What you need to do:
Provide an exact transcription of all the records.

──────── Stored rows

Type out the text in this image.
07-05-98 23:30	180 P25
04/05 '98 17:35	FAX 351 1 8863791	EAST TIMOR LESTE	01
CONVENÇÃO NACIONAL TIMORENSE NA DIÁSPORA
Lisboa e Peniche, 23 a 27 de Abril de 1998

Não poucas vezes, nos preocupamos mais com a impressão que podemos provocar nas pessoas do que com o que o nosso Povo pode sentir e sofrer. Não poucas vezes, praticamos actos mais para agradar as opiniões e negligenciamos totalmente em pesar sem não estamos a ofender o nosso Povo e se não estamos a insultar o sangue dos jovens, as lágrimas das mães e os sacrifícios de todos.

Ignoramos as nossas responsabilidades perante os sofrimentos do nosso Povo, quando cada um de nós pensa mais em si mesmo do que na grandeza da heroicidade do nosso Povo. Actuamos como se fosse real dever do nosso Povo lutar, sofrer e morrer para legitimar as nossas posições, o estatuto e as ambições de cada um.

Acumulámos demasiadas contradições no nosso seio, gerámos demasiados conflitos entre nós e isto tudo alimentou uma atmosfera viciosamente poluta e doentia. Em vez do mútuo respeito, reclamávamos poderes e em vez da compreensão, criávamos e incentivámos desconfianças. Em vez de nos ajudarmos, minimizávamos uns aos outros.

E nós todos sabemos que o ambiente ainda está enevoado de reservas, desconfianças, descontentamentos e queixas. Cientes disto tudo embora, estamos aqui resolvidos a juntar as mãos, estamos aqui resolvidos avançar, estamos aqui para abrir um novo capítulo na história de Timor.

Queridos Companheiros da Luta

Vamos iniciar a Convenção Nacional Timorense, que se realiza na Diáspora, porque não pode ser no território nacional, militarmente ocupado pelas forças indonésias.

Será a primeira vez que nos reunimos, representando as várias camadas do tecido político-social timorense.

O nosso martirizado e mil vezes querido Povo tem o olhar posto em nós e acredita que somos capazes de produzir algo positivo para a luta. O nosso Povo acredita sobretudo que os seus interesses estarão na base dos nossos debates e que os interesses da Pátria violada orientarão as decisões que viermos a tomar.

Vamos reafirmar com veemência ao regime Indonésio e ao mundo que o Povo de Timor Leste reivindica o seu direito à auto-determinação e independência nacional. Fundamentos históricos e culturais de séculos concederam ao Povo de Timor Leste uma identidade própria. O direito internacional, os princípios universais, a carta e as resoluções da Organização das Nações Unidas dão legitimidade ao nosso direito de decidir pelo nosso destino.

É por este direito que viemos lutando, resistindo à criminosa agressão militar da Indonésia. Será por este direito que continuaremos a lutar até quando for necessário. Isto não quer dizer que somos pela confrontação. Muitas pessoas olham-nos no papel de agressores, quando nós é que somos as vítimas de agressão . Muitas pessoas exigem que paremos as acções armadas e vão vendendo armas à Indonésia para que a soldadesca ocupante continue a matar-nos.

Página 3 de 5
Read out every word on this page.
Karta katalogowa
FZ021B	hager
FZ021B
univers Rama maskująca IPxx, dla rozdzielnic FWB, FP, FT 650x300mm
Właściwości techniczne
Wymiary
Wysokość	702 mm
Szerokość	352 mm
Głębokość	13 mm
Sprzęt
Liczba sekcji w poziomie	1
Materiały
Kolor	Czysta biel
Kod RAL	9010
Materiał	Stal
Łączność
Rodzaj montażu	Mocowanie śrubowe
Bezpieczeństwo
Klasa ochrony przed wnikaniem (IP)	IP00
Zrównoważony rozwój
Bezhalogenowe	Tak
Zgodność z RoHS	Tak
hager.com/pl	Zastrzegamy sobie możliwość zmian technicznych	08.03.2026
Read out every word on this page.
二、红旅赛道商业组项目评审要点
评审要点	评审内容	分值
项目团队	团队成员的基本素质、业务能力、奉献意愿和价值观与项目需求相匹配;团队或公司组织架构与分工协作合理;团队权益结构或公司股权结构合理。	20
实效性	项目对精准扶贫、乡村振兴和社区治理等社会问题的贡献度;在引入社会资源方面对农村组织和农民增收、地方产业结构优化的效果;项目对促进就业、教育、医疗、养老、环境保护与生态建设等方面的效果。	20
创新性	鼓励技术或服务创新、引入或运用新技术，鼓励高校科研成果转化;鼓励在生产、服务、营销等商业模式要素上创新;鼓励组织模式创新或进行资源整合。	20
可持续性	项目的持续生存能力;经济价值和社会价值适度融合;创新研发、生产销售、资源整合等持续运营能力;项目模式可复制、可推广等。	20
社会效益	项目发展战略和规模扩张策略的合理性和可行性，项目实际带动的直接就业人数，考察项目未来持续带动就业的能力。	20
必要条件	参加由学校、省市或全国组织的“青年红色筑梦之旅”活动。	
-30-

────────────────

Task answer:
Type out the text in this image.
07-05-98 23:30	180 P25
04/05 '98 17:35	FAX 351 1 8863791	EAST TIMOR LESTE	01
CONVENÇÃO NACIONAL TIMORENSE NA DIÁSPORA
Lisboa e Peniche, 23 a 27 de Abril de 1998

Não poucas vezes, nos preocupamos mais com a impressão que podemos provocar nas pessoas do que com o que o nosso Povo pode sentir e sofrer. Não poucas vezes, praticamos actos mais para agradar as opiniões e negligenciamos totalmente em pesar sem não estamos a ofender o nosso Povo e se não estamos a insultar o sangue dos jovens, as lágrimas das mães e os sacrifícios de todos.

Ignoramos as nossas responsabilidades perante os sofrimentos do nosso Povo, quando cada um de nós pensa mais em si mesmo do que na grandeza da heroicidade do nosso Povo. Actuamos como se fosse real dever do nosso Povo lutar, sofrer e morrer para legitimar as nossas posições, o estatuto e as ambições de cada um.

Acumulámos demasiadas contradições no nosso seio, gerámos demasiados conflitos entre nós e isto tudo alimentou uma atmosfera viciosamente poluta e doentia. Em vez do mútuo respeito, reclamávamos poderes e em vez da compreensão, criávamos e incentivámos desconfianças. Em vez de nos ajudarmos, minimizávamos uns aos outros.

E nós todos sabemos que o ambiente ainda está enevoado de reservas, desconfianças, descontentamentos e queixas. Cientes disto tudo embora, estamos aqui resolvidos a juntar as mãos, estamos aqui resolvidos avançar, estamos aqui para abrir um novo capítulo na história de Timor.

Queridos Companheiros da Luta

Vamos iniciar a Convenção Nacional Timorense, que se realiza na Diáspora, porque não pode ser no território nacional, militarmente ocupado pelas forças indonésias.

Será a primeira vez que nos reunimos, representando as várias camadas do tecido político-social timorense.

O nosso martirizado e mil vezes querido Povo tem o olhar posto em nós e acredita que somos capazes de produzir algo positivo para a luta. O nosso Povo acredita sobretudo que os seus interesses estarão na base dos nossos debates e que os interesses da Pátria violada orientarão as decisões que viermos a tomar.

Vamos reafirmar com veemência ao regime Indonésio e ao mundo que o Povo de Timor Leste reivindica o seu direito à auto-determinação e independência nacional. Fundamentos históricos e culturais de séculos concederam ao Povo de Timor Leste uma identidade própria. O direito internacional, os princípios universais, a carta e as resoluções da Organização das Nações Unidas dão legitimidade ao nosso direito de decidir pelo nosso destino.

É por este direito que viemos lutando, resistindo à criminosa agressão militar da Indonésia. Será por este direito que continuaremos a lutar até quando for necessário. Isto não quer dizer que somos pela confrontação. Muitas pessoas olham-nos no papel de agressores, quando nós é que somos as vítimas de agressão . Muitas pessoas exigem que paremos as acções armadas e vão vendendo armas à Indonésia para que a soldadesca ocupante continue a matar-nos.

Página 3 de 5
Read out every word on this page.
Karta katalogowa
FZ021B	hager
FZ021B
univers Rama maskująca IPxx, dla rozdzielnic FWB, FP, FT 650x300mm
Właściwości techniczne
Wymiary
Wysokość	702 mm
Szerokość	352 mm
Głębokość	13 mm
Sprzęt
Liczba sekcji w poziomie	1
Materiały
Kolor	Czysta biel
Kod RAL	9010
Materiał	Stal
Łączność
Rodzaj montażu	Mocowanie śrubowe
Bezpieczeństwo
Klasa ochrony przed wnikaniem (IP)	IP00
Zrównoważony rozwój
Bezhalogenowe	Tak
Zgodność z RoHS	Tak
hager.com/pl	Zastrzegamy sobie możliwość zmian technicznych	08.03.2026
Read out every word on this page.
二、红旅赛道商业组项目评审要点
评审要点	评审内容	分值
项目团队	团队成员的基本素质、业务能力、奉献意愿和价值观与项目需求相匹配;团队或公司组织架构与分工协作合理;团队权益结构或公司股权结构合理。	20
实效性	项目对精准扶贫、乡村振兴和社区治理等社会问题的贡献度;在引入社会资源方面对农村组织和农民增收、地方产业结构优化的效果;项目对促进就业、教育、医疗、养老、环境保护与生态建设等方面的效果。	20
创新性	鼓励技术或服务创新、引入或运用新技术，鼓励高校科研成果转化;鼓励在生产、服务、营销等商业模式要素上创新;鼓励组织模式创新或进行资源整合。	20
可持续性	项目的持续生存能力;经济价值和社会价值适度融合;创新研发、生产销售、资源整合等持续运营能力;项目模式可复制、可推广等。	20
社会效益	项目发展战略和规模扩张策略的合理性和可行性，项目实际带动的直接就业人数，考察项目未来持续带动就业的能力。	20
必要条件	参加由学校、省市或全国组织的“青年红色筑梦之旅”活动。	
-30-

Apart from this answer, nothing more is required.